WHAT THE TASK REQUIRES: Gather the lines from the material that contain "ffffff".

DATA EXCERPTS:
+===+

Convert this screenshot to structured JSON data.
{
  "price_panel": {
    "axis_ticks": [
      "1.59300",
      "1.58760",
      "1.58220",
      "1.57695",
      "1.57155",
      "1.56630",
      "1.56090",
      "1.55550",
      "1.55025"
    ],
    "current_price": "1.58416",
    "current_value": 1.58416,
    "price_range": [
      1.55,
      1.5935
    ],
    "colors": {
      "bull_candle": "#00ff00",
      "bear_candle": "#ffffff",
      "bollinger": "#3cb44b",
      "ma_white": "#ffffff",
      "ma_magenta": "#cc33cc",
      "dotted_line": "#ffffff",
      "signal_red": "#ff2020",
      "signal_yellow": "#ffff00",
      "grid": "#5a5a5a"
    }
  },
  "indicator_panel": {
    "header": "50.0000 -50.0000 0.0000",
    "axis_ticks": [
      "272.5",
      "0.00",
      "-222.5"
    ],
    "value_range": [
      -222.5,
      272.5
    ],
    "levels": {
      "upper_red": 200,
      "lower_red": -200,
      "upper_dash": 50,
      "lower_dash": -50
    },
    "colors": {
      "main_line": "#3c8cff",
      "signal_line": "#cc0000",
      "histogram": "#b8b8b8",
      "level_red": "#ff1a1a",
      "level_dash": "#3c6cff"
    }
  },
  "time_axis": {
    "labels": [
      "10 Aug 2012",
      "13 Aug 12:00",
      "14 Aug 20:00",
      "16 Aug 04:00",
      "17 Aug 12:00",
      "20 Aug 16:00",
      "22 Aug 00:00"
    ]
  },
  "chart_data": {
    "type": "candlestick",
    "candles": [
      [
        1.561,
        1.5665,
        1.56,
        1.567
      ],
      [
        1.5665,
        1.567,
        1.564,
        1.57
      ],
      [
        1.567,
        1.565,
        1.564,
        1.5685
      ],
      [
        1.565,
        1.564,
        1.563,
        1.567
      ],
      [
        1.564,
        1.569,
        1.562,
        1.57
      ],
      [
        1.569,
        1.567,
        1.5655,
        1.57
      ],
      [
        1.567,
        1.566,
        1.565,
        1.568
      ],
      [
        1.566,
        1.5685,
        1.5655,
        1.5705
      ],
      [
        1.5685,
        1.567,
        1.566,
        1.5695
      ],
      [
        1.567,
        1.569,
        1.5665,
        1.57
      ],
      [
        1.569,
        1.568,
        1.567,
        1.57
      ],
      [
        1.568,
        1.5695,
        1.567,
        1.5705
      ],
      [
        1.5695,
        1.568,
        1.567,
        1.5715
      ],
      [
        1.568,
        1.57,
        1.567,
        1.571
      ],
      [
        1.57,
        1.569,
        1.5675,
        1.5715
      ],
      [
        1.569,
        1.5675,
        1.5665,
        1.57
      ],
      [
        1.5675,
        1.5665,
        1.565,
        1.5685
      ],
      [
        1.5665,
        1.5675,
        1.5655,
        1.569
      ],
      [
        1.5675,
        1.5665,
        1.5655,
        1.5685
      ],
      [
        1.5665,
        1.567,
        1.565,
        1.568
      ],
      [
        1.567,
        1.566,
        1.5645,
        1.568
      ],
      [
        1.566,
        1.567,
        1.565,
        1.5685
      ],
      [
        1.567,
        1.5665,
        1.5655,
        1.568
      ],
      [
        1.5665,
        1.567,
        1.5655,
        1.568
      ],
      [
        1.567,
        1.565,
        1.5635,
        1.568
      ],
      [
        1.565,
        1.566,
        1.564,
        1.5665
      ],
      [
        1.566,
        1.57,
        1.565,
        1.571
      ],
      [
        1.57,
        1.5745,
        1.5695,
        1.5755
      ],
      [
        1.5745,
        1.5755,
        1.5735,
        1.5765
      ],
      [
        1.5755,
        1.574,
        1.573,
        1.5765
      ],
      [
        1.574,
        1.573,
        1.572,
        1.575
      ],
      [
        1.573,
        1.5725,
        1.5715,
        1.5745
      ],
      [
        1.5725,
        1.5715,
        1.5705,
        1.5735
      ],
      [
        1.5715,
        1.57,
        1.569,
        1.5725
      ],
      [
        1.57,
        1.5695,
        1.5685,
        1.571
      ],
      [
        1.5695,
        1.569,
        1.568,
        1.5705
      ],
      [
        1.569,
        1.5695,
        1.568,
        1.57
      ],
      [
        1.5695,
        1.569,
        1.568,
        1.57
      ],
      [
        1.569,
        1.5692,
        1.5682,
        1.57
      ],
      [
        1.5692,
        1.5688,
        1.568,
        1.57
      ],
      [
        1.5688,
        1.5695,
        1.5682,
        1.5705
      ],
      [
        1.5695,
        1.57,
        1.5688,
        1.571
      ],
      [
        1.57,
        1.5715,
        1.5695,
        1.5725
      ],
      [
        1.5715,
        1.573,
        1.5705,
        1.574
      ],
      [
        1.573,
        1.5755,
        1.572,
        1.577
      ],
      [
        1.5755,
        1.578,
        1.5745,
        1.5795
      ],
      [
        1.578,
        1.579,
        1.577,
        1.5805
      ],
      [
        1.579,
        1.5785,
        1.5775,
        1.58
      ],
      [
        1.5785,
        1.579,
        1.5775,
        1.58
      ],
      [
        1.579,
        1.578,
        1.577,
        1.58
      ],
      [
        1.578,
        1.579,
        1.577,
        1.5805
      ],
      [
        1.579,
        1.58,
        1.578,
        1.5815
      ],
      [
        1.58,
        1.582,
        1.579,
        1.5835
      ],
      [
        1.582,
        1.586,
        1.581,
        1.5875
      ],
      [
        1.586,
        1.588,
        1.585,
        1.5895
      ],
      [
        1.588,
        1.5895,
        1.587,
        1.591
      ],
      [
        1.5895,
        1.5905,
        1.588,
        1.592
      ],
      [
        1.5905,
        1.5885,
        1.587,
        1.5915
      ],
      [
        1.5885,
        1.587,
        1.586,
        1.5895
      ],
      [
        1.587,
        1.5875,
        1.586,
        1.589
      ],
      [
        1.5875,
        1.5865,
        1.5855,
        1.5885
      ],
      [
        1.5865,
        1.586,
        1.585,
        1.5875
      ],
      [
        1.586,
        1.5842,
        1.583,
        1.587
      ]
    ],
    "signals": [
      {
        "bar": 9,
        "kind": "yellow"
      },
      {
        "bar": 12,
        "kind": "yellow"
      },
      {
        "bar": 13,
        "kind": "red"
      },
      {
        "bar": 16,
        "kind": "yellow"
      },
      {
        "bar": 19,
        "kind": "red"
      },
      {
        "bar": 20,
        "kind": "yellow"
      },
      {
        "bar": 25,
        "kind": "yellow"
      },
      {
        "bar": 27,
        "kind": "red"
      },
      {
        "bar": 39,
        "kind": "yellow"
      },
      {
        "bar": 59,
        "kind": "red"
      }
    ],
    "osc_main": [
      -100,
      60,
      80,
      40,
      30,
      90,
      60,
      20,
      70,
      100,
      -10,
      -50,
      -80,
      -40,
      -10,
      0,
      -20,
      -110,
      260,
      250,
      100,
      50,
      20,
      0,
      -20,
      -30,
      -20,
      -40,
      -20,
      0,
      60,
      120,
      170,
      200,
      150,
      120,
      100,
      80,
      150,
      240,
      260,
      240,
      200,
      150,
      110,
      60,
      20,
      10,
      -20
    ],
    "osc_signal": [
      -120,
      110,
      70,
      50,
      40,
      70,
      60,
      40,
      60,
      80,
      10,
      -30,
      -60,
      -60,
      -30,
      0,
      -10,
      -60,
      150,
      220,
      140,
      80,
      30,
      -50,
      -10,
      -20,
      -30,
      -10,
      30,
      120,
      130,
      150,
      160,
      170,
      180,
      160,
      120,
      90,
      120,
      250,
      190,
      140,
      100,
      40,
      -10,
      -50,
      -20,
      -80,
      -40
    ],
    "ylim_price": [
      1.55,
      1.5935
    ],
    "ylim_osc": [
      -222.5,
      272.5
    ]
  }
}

+===+

TASK SOLUTION:
      "bear_candle": "#ffffff",
      "ma_white": "#ffffff",
      "dotted_line": "#ffffff",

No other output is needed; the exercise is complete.